Analyze a SYCL Application with GPU Roofline
This recipe illustrates how to use Intel® Advisor command line interface (CLI) to run GPU Roofline Insights perspective on a SYCL implementation of the Mandelbrot application running on a graphics processing unit (GPU) and visualize results in command line output, Python* API, graphical user interface (GUI), and Interactive HTML report.
Intel Advisor provides the GPU Roofline Insights perspective to evaluate and improve performance of GPU kernels in SYCL, C++/Fortran with OpenMP* target, Intel® oneAPI Level Zero API (Level Zero), and OpenCL™ applications. Use GPU Roofline Insights perspective to do the following:
- Evaluate code executed on a GPU to see how close the performance is to the current hardware-imposed ceilings.
- Detect and prioritize bottlenecks by estimated performance gain and understand their likely causes, such as memory bound vs compute bound.
- Pinpoint the exact compute peak or memory level (caches, memory, or compute throughput) causing a bottleneck.
- Identify which optimizations will pay off the most and apply actionable code restructuring recommendations specific to your application.
- Visualize optimization progress and compare different code versions plotted on a single Roofline chart.
Directions:
- Prerequisites.
- Run GPU Roofline Insights perspective.
- View GPU Roofline results.
- Examine the Application Performance on GPU.
- Explore detailed GPU metrics with Intel Advisor Python* API.
- Alternative steps.

- **Using the information**
1) Do the following statements agree with the GPU Roofline recipe? Answer yes or no for each, quoting the deciding words exactly. (a) The GPU Roofline Insights perspective can be used with OpenCL applications. (b) The Mandelbrot application in the recipe runs on a CPU. (c) Results can be visualized in an Interactive HTML report.
2) In the GPU Roofline recipe, from "- Identify which" up to and including "Advisor Python* API.", write the passage again with "code refactoring" substituted for "code restructuring".
3) Continue the GPU Roofline recipe from the point where it stops.
These lines come from a separate source.

[Document layout analysis data]

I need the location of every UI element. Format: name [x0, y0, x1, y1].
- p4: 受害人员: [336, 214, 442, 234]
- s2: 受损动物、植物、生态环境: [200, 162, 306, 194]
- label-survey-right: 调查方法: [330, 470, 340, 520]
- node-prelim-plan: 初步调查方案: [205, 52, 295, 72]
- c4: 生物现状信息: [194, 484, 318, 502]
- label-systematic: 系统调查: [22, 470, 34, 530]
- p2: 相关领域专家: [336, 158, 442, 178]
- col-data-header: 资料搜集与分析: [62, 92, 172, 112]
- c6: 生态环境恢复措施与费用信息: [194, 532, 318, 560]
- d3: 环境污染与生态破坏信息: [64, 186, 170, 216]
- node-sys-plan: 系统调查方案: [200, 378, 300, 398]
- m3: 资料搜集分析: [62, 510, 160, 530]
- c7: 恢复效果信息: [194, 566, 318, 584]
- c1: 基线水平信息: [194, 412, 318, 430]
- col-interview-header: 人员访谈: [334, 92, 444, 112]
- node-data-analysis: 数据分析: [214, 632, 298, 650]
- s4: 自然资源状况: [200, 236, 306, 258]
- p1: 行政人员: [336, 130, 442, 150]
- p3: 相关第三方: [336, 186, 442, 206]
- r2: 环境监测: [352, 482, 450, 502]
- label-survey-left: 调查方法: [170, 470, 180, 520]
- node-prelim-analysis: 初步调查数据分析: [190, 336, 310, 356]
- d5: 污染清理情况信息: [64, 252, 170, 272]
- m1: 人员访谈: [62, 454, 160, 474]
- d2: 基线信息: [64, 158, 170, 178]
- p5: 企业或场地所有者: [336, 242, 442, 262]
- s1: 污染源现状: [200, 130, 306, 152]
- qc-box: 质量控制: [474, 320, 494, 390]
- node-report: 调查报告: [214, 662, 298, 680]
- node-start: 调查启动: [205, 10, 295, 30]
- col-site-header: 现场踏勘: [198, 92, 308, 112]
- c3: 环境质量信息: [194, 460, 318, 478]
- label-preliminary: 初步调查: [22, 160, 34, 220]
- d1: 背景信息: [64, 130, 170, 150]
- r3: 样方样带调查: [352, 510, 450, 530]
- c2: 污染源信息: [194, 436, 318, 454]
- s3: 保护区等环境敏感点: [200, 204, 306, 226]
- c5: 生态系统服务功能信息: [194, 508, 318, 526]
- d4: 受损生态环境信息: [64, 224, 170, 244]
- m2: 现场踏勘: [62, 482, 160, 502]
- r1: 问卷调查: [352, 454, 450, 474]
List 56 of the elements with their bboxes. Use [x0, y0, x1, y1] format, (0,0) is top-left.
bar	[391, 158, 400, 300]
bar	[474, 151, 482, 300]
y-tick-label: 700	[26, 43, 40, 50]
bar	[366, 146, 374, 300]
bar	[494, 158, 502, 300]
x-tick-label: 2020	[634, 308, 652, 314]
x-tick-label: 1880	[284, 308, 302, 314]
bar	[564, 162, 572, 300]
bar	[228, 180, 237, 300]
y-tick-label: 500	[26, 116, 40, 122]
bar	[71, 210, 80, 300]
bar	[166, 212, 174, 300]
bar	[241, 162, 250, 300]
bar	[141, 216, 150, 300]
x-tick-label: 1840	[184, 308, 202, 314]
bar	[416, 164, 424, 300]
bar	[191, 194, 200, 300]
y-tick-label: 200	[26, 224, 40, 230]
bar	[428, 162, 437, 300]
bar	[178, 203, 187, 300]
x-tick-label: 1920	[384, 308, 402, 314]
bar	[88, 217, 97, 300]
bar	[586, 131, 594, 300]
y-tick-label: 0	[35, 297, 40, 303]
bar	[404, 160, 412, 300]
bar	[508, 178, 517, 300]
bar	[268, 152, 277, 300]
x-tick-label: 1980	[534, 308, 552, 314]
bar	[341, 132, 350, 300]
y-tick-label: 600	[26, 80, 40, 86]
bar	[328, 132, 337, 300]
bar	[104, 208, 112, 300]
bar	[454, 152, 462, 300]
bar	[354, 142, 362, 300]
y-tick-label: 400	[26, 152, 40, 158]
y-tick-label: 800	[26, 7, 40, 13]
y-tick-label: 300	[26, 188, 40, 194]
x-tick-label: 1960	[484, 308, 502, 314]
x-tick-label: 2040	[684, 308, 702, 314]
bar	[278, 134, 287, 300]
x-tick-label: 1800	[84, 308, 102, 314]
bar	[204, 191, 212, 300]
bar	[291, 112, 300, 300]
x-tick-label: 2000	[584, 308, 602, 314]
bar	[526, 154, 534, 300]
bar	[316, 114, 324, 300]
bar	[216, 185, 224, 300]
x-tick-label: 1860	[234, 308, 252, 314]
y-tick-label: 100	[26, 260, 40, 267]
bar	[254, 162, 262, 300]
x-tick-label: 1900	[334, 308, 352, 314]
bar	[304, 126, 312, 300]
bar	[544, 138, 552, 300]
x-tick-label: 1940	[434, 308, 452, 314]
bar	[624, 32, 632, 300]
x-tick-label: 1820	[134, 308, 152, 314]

- **Task-by-task answers**
1)
(a) Yes: "and OpenCL™ applications"
(b) No: "running on a graphics processing unit (GPU)"
(c) Yes: "and Interactive HTML report"

2)
- Identify which optimizations will pay off the most and apply actionable code refactoring recommendations specific to your application.
- Visualize optimization progress and compare different code versions plotted on a single Roofline chart.
Directions:
- Prerequisites.
- Run GPU Roofline Insights perspective.
- View GPU Roofline results.
- Examine the Application Performance on GPU.
- Explore detailed GPU metrics with Intel Advisor Python* API.

3)
Ingredients
This section lists the hardware and software used to produce the specific results shown in this recipe:
- Performance analysis tool:Intel Advisor
Available for download at https://www.intel.com/content/www/us/en/developer/tools/oneapi/advisor.html
- Application:Mandelbrot is a SYCL application that generates a fractal image by matrix initialization and performs pixel-independent computations.
- Compiler: Intel® oneAPI DPC++/C++ Compiler
Available for download at https://www.intel.com/content/www/us/en/developer/tools/oneapi/dpc-compiler.html.
- Operating system: Ubuntu* 20.04.2 LTS
- CPU: Intel® Core™ i7-8559U
- GPU: Intel® Iris® Plus Graphics 655
You can download a precollected GPU Roofline report for the SYCL Mandelbrot application to follow this recipe and examine the analysis results.
Prerequisites
- Set up environment. For example:
source /opt/intel/oneapi/setvars.sh
- Compile the sample application:
cd mandelbrot/ && mkdir build && cd build && cmake .. && make
- Configure your system to analyze GPU kernels.
Run GPU Roofline Insights Perspective
To collect GPU Roofline data, run the following command line:
advisor --collect=roofline --profile-gpu --project-dir=./adv_gpu_roofline -- ./src/mandelbrot
After you run the command, Intel Advisor collects data both for GPU kernels and CPU loops/functions in your application to plot a Roofline chart.
Continue to view the collected results using one of the methods described below.
View GPU Roofline Results
Intel Advisor stores the results of analyses with analysis configurations in the adv_gpu_roofline directory specified with --project-dir option. You can visualize the collected results in several output formats.
View Results in CLI
After you run the command, the result summary is printed to the terminal. It contains a summary of metrics for the whole application and for its CPU and GPU parts. The information about top GPU hotspots is displayed as a table with execution time, number of operations per second, number of calls, and execution units-related metrics for each GPU hotspot.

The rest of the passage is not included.